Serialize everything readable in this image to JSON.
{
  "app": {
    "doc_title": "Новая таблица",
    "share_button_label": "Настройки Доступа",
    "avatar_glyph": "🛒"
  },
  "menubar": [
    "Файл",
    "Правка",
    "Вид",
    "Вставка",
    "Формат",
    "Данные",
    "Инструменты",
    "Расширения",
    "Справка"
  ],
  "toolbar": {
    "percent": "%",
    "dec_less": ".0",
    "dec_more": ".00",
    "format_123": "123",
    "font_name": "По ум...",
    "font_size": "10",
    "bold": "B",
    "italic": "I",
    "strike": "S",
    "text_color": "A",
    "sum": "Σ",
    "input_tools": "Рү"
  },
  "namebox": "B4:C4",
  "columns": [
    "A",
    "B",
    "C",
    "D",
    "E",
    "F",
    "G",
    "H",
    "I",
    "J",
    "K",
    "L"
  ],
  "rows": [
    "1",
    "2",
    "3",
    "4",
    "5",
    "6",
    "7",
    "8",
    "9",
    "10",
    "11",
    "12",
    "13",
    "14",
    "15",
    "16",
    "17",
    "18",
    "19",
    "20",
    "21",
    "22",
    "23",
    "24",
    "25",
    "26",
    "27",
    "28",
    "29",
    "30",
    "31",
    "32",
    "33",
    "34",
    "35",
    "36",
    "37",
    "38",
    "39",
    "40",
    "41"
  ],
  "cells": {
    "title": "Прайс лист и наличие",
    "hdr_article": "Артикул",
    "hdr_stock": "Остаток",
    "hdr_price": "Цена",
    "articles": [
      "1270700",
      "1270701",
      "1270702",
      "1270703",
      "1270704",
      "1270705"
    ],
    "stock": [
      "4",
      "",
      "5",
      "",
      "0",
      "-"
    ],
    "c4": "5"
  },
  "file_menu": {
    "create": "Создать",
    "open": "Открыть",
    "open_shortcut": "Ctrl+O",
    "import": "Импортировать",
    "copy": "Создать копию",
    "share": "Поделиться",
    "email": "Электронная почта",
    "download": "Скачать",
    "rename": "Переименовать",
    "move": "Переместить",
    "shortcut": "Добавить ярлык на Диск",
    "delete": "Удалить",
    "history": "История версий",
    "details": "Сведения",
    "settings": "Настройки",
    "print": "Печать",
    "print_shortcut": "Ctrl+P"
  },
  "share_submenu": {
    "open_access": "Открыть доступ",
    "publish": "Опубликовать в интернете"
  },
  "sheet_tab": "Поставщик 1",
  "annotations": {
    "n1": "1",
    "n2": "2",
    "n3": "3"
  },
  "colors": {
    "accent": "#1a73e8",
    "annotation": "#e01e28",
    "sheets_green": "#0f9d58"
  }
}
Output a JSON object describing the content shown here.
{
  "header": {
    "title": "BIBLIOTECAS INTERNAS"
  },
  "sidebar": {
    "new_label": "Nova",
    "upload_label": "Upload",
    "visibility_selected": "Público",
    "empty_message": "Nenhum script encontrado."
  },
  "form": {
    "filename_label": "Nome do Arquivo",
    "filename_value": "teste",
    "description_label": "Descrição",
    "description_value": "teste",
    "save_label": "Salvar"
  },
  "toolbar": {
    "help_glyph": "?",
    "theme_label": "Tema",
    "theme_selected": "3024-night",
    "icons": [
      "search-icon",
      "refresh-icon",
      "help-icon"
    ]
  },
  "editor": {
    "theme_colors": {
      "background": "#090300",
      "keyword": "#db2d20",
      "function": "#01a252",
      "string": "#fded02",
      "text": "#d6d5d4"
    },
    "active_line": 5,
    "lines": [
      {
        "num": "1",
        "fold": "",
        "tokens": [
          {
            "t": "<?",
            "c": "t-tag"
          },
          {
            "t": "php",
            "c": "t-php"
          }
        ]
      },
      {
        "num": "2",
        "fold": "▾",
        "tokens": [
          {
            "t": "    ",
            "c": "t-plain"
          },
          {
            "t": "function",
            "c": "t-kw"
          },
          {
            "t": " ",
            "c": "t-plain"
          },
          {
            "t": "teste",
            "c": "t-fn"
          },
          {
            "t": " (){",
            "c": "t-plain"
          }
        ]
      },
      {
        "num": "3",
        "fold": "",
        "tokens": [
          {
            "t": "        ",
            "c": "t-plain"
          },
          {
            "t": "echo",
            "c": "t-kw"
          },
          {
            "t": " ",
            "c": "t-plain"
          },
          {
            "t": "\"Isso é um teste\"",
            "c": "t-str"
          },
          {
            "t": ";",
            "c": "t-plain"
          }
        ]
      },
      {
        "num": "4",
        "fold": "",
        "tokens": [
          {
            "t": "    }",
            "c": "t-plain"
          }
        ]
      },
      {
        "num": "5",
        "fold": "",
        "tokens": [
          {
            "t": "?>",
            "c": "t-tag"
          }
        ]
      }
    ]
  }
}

- - - -

* _Directions for this task_
From the listing above, extract all records word for word.

* _Solution to this problem_
Serialize everything readable in this image to JSON.
{
  "app": {
    "doc_title": "Новая таблица",
    "share_button_label": "Настройки Доступа",
    "avatar_glyph": "🛒"
  },
  "menubar": [
    "Файл",
    "Правка",
    "Вид",
    "Вставка",
    "Формат",
    "Данные",
    "Инструменты",
    "Расширения",
    "Справка"
  ],
  "toolbar": {
    "percent": "%",
    "dec_less": ".0",
    "dec_more": ".00",
    "format_123": "123",
    "font_name": "По ум...",
    "font_size": "10",
    "bold": "B",
    "italic": "I",
    "strike": "S",
    "text_color": "A",
    "sum": "Σ",
    "input_tools": "Рү"
  },
  "namebox": "B4:C4",
  "columns": [
    "A",
    "B",
    "C",
    "D",
    "E",
    "F",
    "G",
    "H",
    "I",
    "J",
    "K",
    "L"
  ],
  "rows": [
    "1",
    "2",
    "3",
    "4",
    "5",
    "6",
    "7",
    "8",
    "9",
    "10",
    "11",
    "12",
    "13",
    "14",
    "15",
    "16",
    "17",
    "18",
    "19",
    "20",
    "21",
    "22",
    "23",
    "24",
    "25",
    "26",
    "27",
    "28",
    "29",
    "30",
    "31",
    "32",
    "33",
    "34",
    "35",
    "36",
    "37",
    "38",
    "39",
    "40",
    "41"
  ],
  "cells": {
    "title": "Прайс лист и наличие",
    "hdr_article": "Артикул",
    "hdr_stock": "Остаток",
    "hdr_price": "Цена",
    "articles": [
      "1270700",
      "1270701",
      "1270702",
      "1270703",
      "1270704",
      "1270705"
    ],
    "stock": [
      "4",
      "",
      "5",
      "",
      "0",
      "-"
    ],
    "c4": "5"
  },
  "file_menu": {
    "create": "Создать",
    "open": "Открыть",
    "open_shortcut": "Ctrl+O",
    "import": "Импортировать",
    "copy": "Создать копию",
    "share": "Поделиться",
    "email": "Электронная почта",
    "download": "Скачать",
    "rename": "Переименовать",
    "move": "Переместить",
    "shortcut": "Добавить ярлык на Диск",
    "delete": "Удалить",
    "history": "История версий",
    "details": "Сведения",
    "settings": "Настройки",
    "print": "Печать",
    "print_shortcut": "Ctrl+P"
  },
  "share_submenu": {
    "open_access": "Открыть доступ",
    "publish": "Опубликовать в интернете"
  },
  "sheet_tab": "Поставщик 1",
  "annotations": {
    "n1": "1",
    "n2": "2",
    "n3": "3"
  },
  "colors": {
    "accent": "#1a73e8",
    "annotation": "#e01e28",
    "sheets_green": "#0f9d58"
  }
}
Output a JSON object describing the content shown here.
{
  "header": {
    "title": "BIBLIOTECAS INTERNAS"
  },
  "sidebar": {
    "new_label": "Nova",
    "upload_label": "Upload",
    "visibility_selected": "Público",
    "empty_message": "Nenhum script encontrado."
  },
  "form": {
    "filename_label": "Nome do Arquivo",
    "filename_value": "teste",
    "description_label": "Descrição",
    "description_value": "teste",
    "save_label": "Salvar"
  },
  "toolbar": {
    "help_glyph": "?",
    "theme_label": "Tema",
    "theme_selected": "3024-night",
    "icons": [
      "search-icon",
      "refresh-icon",
      "help-icon"
    ]
  },
  "editor": {
    "theme_colors": {
      "background": "#090300",
      "keyword": "#db2d20",
      "function": "#01a252",
      "string": "#fded02",
      "text": "#d6d5d4"
    },
    "active_line": 5,
    "lines": [
      {
        "num": "1",
        "fold": "",
        "tokens": [
          {
            "t": "<?",
            "c": "t-tag"
          },
          {
            "t": "php",
            "c": "t-php"
          }
        ]
      },
      {
        "num": "2",
        "fold": "▾",
        "tokens": [
          {
            "t": "    ",
            "c": "t-plain"
          },
          {
            "t": "function",
            "c": "t-kw"
          },
          {
            "t": " ",
            "c": "t-plain"
          },
          {
            "t": "teste",
            "c": "t-fn"
          },
          {
            "t": " (){",
            "c": "t-plain"
          }
        ]
      },
      {
        "num": "3",
        "fold": "",
        "tokens": [
          {
            "t": "        ",
            "c": "t-plain"
          },
          {
            "t": "echo",
            "c": "t-kw"
          },
          {
            "t": " ",
            "c": "t-plain"
          },
          {
            "t": "\"Isso é um teste\"",
            "c": "t-str"
          },
          {
            "t": ";",
            "c": "t-plain"
          }
        ]
      },
      {
        "num": "4",
        "fold": "",
        "tokens": [
          {
            "t": "    }",
            "c": "t-plain"
          }
        ]
      },
      {
        "num": "5",
        "fold": "",
        "tokens": [
          {
            "t": "?>",
            "c": "t-tag"
          }
        ]
      }
    ]
  }
}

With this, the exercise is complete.